■ **Work to complete**
Write out all of the data exactly as it appears.

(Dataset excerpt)
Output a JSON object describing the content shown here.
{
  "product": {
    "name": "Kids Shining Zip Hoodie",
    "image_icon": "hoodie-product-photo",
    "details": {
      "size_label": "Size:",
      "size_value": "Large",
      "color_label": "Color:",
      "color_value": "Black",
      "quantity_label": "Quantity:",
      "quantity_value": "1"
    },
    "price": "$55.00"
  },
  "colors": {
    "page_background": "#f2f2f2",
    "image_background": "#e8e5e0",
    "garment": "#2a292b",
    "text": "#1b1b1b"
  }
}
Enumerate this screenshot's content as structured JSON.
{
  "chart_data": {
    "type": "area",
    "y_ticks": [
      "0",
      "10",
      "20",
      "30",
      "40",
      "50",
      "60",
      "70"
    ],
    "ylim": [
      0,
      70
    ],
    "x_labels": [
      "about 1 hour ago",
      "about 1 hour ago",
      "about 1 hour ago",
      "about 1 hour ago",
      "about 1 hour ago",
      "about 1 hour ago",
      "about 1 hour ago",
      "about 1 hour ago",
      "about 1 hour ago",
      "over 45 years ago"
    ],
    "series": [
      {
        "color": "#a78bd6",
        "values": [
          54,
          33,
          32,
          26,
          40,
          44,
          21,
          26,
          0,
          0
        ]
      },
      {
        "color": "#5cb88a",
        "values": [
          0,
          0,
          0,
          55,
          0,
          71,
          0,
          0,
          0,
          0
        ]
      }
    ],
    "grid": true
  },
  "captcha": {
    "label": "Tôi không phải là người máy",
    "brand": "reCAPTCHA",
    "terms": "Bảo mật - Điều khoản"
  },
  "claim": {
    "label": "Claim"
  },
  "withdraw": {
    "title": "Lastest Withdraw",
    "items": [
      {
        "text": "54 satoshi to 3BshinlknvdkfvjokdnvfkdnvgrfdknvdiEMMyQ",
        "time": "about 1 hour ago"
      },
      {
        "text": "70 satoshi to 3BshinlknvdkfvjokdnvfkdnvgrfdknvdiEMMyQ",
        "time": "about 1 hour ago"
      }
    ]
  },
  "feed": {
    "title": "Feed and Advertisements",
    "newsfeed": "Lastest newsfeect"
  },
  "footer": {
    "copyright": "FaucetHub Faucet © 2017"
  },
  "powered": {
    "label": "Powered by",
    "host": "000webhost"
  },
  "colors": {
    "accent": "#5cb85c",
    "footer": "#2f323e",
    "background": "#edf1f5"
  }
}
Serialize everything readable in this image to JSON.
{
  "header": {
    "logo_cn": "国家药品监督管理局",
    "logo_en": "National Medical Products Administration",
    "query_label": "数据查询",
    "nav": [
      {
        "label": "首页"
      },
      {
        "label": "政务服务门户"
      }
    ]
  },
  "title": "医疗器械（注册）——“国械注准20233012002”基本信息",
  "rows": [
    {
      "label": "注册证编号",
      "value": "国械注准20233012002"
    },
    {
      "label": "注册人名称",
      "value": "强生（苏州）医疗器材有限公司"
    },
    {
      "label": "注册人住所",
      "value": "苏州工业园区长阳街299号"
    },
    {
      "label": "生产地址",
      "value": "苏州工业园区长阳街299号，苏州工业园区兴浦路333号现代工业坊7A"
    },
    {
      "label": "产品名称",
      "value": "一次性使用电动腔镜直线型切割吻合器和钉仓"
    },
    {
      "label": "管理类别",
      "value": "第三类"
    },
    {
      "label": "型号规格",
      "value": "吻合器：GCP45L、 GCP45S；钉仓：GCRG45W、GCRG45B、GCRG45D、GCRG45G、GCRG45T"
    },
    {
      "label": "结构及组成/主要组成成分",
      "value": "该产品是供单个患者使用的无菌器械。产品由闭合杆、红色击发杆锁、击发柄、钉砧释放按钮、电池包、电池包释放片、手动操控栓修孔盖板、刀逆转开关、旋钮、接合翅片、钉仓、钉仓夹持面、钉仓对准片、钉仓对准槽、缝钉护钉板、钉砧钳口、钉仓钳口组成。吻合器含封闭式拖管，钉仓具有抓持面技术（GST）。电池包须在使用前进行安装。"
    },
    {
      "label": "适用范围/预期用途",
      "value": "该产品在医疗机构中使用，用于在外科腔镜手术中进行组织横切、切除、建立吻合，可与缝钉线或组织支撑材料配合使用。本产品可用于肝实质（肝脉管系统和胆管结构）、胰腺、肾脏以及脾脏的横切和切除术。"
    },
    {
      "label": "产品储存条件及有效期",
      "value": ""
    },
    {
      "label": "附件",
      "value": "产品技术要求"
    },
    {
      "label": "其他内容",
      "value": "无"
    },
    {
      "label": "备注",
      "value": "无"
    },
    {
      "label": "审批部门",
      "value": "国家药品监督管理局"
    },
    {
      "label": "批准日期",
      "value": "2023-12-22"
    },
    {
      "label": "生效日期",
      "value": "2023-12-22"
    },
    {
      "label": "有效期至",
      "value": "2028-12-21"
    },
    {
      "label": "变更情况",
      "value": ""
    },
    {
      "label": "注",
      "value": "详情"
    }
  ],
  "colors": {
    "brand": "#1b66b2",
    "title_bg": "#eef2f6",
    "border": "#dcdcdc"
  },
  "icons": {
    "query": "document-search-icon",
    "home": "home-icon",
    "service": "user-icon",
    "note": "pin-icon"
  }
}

■ **Response**
Output a JSON object describing the content shown here.
{
  "product": {
    "name": "Kids Shining Zip Hoodie",
    "image_icon": "hoodie-product-photo",
    "details": {
      "size_label": "Size:",
      "size_value": "Large",
      "color_label": "Color:",
      "color_value": "Black",
      "quantity_label": "Quantity:",
      "quantity_value": "1"
    },
    "price": "$55.00"
  },
  "colors": {
    "page_background": "#f2f2f2",
    "image_background": "#e8e5e0",
    "garment": "#2a292b",
    "text": "#1b1b1b"
  }
}
Enumerate this screenshot's content as structured JSON.
{
  "chart_data": {
    "type": "area",
    "y_ticks": [
      "0",
      "10",
      "20",
      "30",
      "40",
      "50",
      "60",
      "70"
    ],
    "ylim": [
      0,
      70
    ],
    "x_labels": [
      "about 1 hour ago",
      "about 1 hour ago",
      "about 1 hour ago",
      "about 1 hour ago",
      "about 1 hour ago",
      "about 1 hour ago",
      "about 1 hour ago",
      "about 1 hour ago",
      "about 1 hour ago",
      "over 45 years ago"
    ],
    "series": [
      {
        "color": "#a78bd6",
        "values": [
          54,
          33,
          32,
          26,
          40,
          44,
          21,
          26,
          0,
          0
        ]
      },
      {
        "color": "#5cb88a",
        "values": [
          0,
          0,
          0,
          55,
          0,
          71,
          0,
          0,
          0,
          0
        ]
      }
    ],
    "grid": true
  },
  "captcha": {
    "label": "Tôi không phải là người máy",
    "brand": "reCAPTCHA",
    "terms": "Bảo mật - Điều khoản"
  },
  "claim": {
    "label": "Claim"
  },
  "withdraw": {
    "title": "Lastest Withdraw",
    "items": [
      {
        "text": "54 satoshi to 3BshinlknvdkfvjokdnvfkdnvgrfdknvdiEMMyQ",
        "time": "about 1 hour ago"
      },
      {
        "text": "70 satoshi to 3BshinlknvdkfvjokdnvfkdnvgrfdknvdiEMMyQ",
        "time": "about 1 hour ago"
      }
    ]
  },
  "feed": {
    "title": "Feed and Advertisements",
    "newsfeed": "Lastest newsfeect"
  },
  "footer": {
    "copyright": "FaucetHub Faucet © 2017"
  },
  "powered": {
    "label": "Powered by",
    "host": "000webhost"
  },
  "colors": {
    "accent": "#5cb85c",
    "footer": "#2f323e",
    "background": "#edf1f5"
  }
}
Serialize everything readable in this image to JSON.
{
  "header": {
    "logo_cn": "国家药品监督管理局",
    "logo_en": "National Medical Products Administration",
    "query_label": "数据查询",
    "nav": [
      {
        "label": "首页"
      },
      {
        "label": "政务服务门户"
      }
    ]
  },
  "title": "医疗器械（注册）——“国械注准20233012002”基本信息",
  "rows": [
    {
      "label": "注册证编号",
      "value": "国械注准20233012002"
    },
    {
      "label": "注册人名称",
      "value": "强生（苏州）医疗器材有限公司"
    },
    {
      "label": "注册人住所",
      "value": "苏州工业园区长阳街299号"
    },
    {
      "label": "生产地址",
      "value": "苏州工业园区长阳街299号，苏州工业园区兴浦路333号现代工业坊7A"
    },
    {
      "label": "产品名称",
      "value": "一次性使用电动腔镜直线型切割吻合器和钉仓"
    },
    {
      "label": "管理类别",
      "value": "第三类"
    },
    {
      "label": "型号规格",
      "value": "吻合器：GCP45L、 GCP45S；钉仓：GCRG45W、GCRG45B、GCRG45D、GCRG45G、GCRG45T"
    },
    {
      "label": "结构及组成/主要组成成分",
      "value": "该产品是供单个患者使用的无菌器械。产品由闭合杆、红色击发杆锁、击发柄、钉砧释放按钮、电池包、电池包释放片、手动操控栓修孔盖板、刀逆转开关、旋钮、接合翅片、钉仓、钉仓夹持面、钉仓对准片、钉仓对准槽、缝钉护钉板、钉砧钳口、钉仓钳口组成。吻合器含封闭式拖管，钉仓具有抓持面技术（GST）。电池包须在使用前进行安装。"
    },
    {
      "label": "适用范围/预期用途",
      "value": "该产品在医疗机构中使用，用于在外科腔镜手术中进行组织横切、切除、建立吻合，可与缝钉线或组织支撑材料配合使用。本产品可用于肝实质（肝脉管系统和胆管结构）、胰腺、肾脏以及脾脏的横切和切除术。"
    },
    {
      "label": "产品储存条件及有效期",
      "value": ""
    },
    {
      "label": "附件",
      "value": "产品技术要求"
    },
    {
      "label": "其他内容",
      "value": "无"
    },
    {
      "label": "备注",
      "value": "无"
    },
    {
      "label": "审批部门",
      "value": "国家药品监督管理局"
    },
    {
      "label": "批准日期",
      "value": "2023-12-22"
    },
    {
      "label": "生效日期",
      "value": "2023-12-22"
    },
    {
      "label": "有效期至",
      "value": "2028-12-21"
    },
    {
      "label": "变更情况",
      "value": ""
    },
    {
      "label": "注",
      "value": "详情"
    }
  ],
  "colors": {
    "brand": "#1b66b2",
    "title_bg": "#eef2f6",
    "border": "#dcdcdc"
  },
  "icons": {
    "query": "document-search-icon",
    "home": "home-icon",
    "service": "user-icon",
    "note": "pin-icon"
  }
}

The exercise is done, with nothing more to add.